What needs to be done
Repeat each line exactly, leaving nothing out.

Supplied entries
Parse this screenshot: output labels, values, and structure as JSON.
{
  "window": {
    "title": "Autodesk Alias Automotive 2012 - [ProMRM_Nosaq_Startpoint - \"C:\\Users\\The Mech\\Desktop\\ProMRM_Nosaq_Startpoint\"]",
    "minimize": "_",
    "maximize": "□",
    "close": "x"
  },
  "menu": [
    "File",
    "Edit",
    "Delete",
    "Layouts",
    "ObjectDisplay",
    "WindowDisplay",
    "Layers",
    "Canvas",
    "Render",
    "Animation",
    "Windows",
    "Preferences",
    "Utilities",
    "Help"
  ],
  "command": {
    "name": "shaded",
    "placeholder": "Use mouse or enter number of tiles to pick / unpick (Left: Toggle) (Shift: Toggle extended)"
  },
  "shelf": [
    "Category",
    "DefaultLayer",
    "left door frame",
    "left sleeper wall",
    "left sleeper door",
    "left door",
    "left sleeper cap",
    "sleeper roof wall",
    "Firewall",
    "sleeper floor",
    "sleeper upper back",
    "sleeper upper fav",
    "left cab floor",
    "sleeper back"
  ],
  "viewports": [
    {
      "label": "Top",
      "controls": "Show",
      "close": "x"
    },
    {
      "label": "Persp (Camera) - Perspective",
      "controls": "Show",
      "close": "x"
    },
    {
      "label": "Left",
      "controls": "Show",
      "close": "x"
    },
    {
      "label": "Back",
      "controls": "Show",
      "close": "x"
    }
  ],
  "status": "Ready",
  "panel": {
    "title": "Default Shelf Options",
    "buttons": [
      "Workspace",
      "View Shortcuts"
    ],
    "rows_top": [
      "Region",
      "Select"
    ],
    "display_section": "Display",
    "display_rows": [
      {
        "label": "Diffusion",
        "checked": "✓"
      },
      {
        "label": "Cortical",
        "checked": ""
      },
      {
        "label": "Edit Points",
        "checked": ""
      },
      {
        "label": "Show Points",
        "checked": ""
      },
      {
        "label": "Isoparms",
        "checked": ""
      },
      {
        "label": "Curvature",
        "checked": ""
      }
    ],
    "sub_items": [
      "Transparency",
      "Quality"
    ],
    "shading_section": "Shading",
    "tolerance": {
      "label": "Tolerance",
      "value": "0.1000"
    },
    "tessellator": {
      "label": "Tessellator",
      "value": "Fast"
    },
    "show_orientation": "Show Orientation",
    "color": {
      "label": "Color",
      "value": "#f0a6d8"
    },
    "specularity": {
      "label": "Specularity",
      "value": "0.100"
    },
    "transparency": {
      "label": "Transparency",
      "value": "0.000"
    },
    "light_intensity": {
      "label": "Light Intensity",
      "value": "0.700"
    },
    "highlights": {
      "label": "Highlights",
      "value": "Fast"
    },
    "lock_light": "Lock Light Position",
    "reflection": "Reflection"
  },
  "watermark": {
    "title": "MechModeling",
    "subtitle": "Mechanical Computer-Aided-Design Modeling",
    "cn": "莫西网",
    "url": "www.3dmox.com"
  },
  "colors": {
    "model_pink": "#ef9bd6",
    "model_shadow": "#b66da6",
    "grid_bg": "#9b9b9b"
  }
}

Exercise response
Parse this screenshot: output labels, values, and structure as JSON.
{
  "window": {
    "title": "Autodesk Alias Automotive 2012 - [ProMRM_Nosaq_Startpoint - \"C:\\Users\\The Mech\\Desktop\\ProMRM_Nosaq_Startpoint\"]",
    "minimize": "_",
    "maximize": "□",
    "close": "x"
  },
  "menu": [
    "File",
    "Edit",
    "Delete",
    "Layouts",
    "ObjectDisplay",
    "WindowDisplay",
    "Layers",
    "Canvas",
    "Render",
    "Animation",
    "Windows",
    "Preferences",
    "Utilities",
    "Help"
  ],
  "command": {
    "name": "shaded",
    "placeholder": "Use mouse or enter number of tiles to pick / unpick (Left: Toggle) (Shift: Toggle extended)"
  },
  "shelf": [
    "Category",
    "DefaultLayer",
    "left door frame",
    "left sleeper wall",
    "left sleeper door",
    "left door",
    "left sleeper cap",
    "sleeper roof wall",
    "Firewall",
    "sleeper floor",
    "sleeper upper back",
    "sleeper upper fav",
    "left cab floor",
    "sleeper back"
  ],
  "viewports": [
    {
      "label": "Top",
      "controls": "Show",
      "close": "x"
    },
    {
      "label": "Persp (Camera) - Perspective",
      "controls": "Show",
      "close": "x"
    },
    {
      "label": "Left",
      "controls": "Show",
      "close": "x"
    },
    {
      "label": "Back",
      "controls": "Show",
      "close": "x"
    }
  ],
  "status": "Ready",
  "panel": {
    "title": "Default Shelf Options",
    "buttons": [
      "Workspace",
      "View Shortcuts"
    ],
    "rows_top": [
      "Region",
      "Select"
    ],
    "display_section": "Display",
    "display_rows": [
      {
        "label": "Diffusion",
        "checked": "✓"
      },
      {
        "label": "Cortical",
        "checked": ""
      },
      {
        "label": "Edit Points",
        "checked": ""
      },
      {
        "label": "Show Points",
        "checked": ""
      },
      {
        "label": "Isoparms",
        "checked": ""
      },
      {
        "label": "Curvature",
        "checked": ""
      }
    ],
    "sub_items": [
      "Transparency",
      "Quality"
    ],
    "shading_section": "Shading",
    "tolerance": {
      "label": "Tolerance",
      "value": "0.1000"
    },
    "tessellator": {
      "label": "Tessellator",
      "value": "Fast"
    },
    "show_orientation": "Show Orientation",
    "color": {
      "label": "Color",
      "value": "#f0a6d8"
    },
    "specularity": {
      "label": "Specularity",
      "value": "0.100"
    },
    "transparency": {
      "label": "Transparency",
      "value": "0.000"
    },
    "light_intensity": {
      "label": "Light Intensity",
      "value": "0.700"
    },
    "highlights": {
      "label": "Highlights",
      "value": "Fast"
    },
    "lock_light": "Lock Light Position",
    "reflection": "Reflection"
  },
  "watermark": {
    "title": "MechModeling",
    "subtitle": "Mechanical Computer-Aided-Design Modeling",
    "cn": "莫西网",
    "url": "www.3dmox.com"
  },
  "colors": {
    "model_pink": "#ef9bd6",
    "model_shadow": "#b66da6",
    "grid_bg": "#9b9b9b"
  }
}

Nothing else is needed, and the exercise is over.